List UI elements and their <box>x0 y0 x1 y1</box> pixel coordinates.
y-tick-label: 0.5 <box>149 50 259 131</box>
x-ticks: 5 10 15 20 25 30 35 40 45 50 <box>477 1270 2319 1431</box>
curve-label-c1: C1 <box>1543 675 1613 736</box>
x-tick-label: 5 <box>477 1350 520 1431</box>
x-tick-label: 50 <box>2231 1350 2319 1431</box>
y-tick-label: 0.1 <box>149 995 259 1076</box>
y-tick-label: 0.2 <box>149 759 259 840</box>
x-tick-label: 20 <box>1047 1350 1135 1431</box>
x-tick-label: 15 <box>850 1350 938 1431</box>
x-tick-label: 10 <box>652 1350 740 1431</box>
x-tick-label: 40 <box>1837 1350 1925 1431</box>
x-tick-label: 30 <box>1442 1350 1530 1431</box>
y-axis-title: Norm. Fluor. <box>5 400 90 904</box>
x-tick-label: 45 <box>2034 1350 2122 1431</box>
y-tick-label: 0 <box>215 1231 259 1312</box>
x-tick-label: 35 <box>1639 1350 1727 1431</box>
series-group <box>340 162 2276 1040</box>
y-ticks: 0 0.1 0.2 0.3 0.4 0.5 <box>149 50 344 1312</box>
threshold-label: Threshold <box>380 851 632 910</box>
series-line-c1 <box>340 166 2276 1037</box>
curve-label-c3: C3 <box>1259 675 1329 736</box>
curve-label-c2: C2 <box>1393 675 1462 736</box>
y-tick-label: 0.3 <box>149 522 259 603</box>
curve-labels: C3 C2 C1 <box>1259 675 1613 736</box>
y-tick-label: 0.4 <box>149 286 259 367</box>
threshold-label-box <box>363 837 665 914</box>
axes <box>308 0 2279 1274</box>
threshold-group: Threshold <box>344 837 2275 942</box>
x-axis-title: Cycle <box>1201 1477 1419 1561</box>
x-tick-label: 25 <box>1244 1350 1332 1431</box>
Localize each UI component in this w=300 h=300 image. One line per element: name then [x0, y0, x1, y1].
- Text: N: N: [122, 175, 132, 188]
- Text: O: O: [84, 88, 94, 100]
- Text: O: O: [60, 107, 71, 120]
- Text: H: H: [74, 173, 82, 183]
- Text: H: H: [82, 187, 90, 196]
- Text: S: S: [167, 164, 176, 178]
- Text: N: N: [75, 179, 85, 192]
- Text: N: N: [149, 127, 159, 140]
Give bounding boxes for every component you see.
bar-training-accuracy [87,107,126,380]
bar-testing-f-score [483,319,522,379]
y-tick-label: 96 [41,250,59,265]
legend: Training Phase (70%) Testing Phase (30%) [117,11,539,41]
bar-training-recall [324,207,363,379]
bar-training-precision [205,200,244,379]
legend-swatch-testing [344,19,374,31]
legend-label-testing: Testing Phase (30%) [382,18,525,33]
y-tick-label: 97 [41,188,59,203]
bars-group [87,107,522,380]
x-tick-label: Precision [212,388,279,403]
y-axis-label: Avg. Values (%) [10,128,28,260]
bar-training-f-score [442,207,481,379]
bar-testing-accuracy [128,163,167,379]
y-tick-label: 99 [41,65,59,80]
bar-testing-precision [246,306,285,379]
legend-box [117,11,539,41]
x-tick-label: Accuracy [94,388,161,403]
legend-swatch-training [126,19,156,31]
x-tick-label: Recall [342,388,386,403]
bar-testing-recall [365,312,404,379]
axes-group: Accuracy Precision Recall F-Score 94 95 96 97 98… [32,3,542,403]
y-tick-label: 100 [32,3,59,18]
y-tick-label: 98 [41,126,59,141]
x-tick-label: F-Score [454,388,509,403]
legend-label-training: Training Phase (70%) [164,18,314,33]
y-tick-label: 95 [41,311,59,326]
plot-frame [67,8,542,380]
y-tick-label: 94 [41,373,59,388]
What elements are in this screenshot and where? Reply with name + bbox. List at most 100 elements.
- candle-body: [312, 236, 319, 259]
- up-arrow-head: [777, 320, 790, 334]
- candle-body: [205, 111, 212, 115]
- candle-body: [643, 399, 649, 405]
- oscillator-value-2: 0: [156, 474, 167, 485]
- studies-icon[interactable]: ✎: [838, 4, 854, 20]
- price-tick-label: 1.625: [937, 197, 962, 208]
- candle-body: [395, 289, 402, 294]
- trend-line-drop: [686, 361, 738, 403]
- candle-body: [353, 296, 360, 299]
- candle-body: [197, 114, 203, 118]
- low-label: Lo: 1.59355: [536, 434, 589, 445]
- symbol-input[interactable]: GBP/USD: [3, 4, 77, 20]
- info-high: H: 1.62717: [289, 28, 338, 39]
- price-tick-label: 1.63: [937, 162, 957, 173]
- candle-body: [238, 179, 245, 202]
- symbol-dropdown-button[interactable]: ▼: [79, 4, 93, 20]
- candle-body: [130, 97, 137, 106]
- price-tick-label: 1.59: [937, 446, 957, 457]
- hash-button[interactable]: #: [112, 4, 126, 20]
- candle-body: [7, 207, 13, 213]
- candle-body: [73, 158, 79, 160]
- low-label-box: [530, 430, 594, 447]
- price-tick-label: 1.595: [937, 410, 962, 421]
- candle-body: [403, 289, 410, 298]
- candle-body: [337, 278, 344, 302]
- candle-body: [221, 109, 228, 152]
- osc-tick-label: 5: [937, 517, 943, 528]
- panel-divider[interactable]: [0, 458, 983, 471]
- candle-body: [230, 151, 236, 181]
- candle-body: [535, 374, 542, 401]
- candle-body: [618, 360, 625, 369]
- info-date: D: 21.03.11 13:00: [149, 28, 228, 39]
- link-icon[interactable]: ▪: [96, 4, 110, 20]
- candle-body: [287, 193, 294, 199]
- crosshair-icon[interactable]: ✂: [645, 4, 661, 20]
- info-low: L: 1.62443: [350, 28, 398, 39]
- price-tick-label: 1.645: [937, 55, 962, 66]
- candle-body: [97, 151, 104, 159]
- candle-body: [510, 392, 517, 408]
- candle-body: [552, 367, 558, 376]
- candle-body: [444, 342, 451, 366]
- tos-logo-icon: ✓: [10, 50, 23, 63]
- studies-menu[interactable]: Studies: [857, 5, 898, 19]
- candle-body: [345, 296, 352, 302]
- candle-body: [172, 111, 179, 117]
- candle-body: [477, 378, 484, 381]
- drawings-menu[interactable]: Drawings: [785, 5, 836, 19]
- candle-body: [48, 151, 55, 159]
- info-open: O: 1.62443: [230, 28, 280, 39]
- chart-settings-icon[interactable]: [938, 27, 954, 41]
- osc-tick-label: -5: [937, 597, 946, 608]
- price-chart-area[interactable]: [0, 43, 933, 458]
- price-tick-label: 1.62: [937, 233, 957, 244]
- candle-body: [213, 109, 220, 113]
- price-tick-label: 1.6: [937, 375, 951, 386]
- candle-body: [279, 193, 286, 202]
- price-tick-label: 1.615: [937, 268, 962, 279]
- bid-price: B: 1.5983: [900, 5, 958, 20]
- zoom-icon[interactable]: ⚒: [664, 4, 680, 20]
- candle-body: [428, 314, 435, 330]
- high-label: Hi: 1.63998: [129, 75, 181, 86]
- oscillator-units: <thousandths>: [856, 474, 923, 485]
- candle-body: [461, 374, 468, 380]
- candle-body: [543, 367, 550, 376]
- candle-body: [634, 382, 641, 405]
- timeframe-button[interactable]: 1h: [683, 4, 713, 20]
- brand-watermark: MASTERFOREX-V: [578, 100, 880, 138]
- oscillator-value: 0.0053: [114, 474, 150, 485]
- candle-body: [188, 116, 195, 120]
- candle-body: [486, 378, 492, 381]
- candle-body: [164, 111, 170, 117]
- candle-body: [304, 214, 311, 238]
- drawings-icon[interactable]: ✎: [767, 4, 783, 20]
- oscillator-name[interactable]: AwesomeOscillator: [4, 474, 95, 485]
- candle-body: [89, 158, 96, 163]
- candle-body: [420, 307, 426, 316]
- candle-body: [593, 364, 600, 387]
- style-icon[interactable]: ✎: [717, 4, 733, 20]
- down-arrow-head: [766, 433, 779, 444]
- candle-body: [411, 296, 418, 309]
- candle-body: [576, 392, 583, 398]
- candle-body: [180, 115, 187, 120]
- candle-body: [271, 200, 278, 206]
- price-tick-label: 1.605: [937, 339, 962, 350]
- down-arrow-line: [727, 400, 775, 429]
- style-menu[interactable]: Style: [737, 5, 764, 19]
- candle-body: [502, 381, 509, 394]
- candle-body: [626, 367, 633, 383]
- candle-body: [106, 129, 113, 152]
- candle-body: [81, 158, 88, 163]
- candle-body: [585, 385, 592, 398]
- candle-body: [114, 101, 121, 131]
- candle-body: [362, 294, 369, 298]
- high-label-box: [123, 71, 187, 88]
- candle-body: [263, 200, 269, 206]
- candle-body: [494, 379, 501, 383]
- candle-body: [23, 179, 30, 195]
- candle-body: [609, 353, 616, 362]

◇ ◇ ◇ ◇ ◇ ◇ ◇

Directions for this task: Quote every line of the records word for word, from the very first line through the line containing "threshold-group: Threshold <box>344".

Result of the exercise:
List UI elements and their <box>x0 y0 x1 y1</box> pixel coordinates.
y-tick-label: 0.5 <box>149 50 259 131</box>
x-ticks: 5 10 15 20 25 30 35 40 45 50 <box>477 1270 2319 1431</box>
curve-label-c1: C1 <box>1543 675 1613 736</box>
x-tick-label: 5 <box>477 1350 520 1431</box>
x-tick-label: 50 <box>2231 1350 2319 1431</box>
y-tick-label: 0.1 <box>149 995 259 1076</box>
y-tick-label: 0.2 <box>149 759 259 840</box>
x-tick-label: 20 <box>1047 1350 1135 1431</box>
x-tick-label: 15 <box>850 1350 938 1431</box>
x-tick-label: 10 <box>652 1350 740 1431</box>
x-tick-label: 40 <box>1837 1350 1925 1431</box>
x-tick-label: 30 <box>1442 1350 1530 1431</box>
y-axis-title: Norm. Fluor. <box>5 400 90 904</box>
x-tick-label: 45 <box>2034 1350 2122 1431</box>
y-tick-label: 0 <box>215 1231 259 1312</box>
x-tick-label: 35 <box>1639 1350 1727 1431</box>
series-group <box>340 162 2276 1040</box>
y-ticks: 0 0.1 0.2 0.3 0.4 0.5 <box>149 50 344 1312</box>
threshold-label: Threshold <box>380 851 632 910</box>
series-line-c1 <box>340 166 2276 1037</box>
curve-label-c3: C3 <box>1259 675 1329 736</box>
curve-label-c2: C2 <box>1393 675 1462 736</box>
y-tick-label: 0.3 <box>149 522 259 603</box>
curve-labels: C3 C2 C1 <box>1259 675 1613 736</box>
y-tick-label: 0.4 <box>149 286 259 367</box>
threshold-label-box <box>363 837 665 914</box>
axes <box>308 0 2279 1274</box>
threshold-group: Threshold <box>344 837 2275 942</box>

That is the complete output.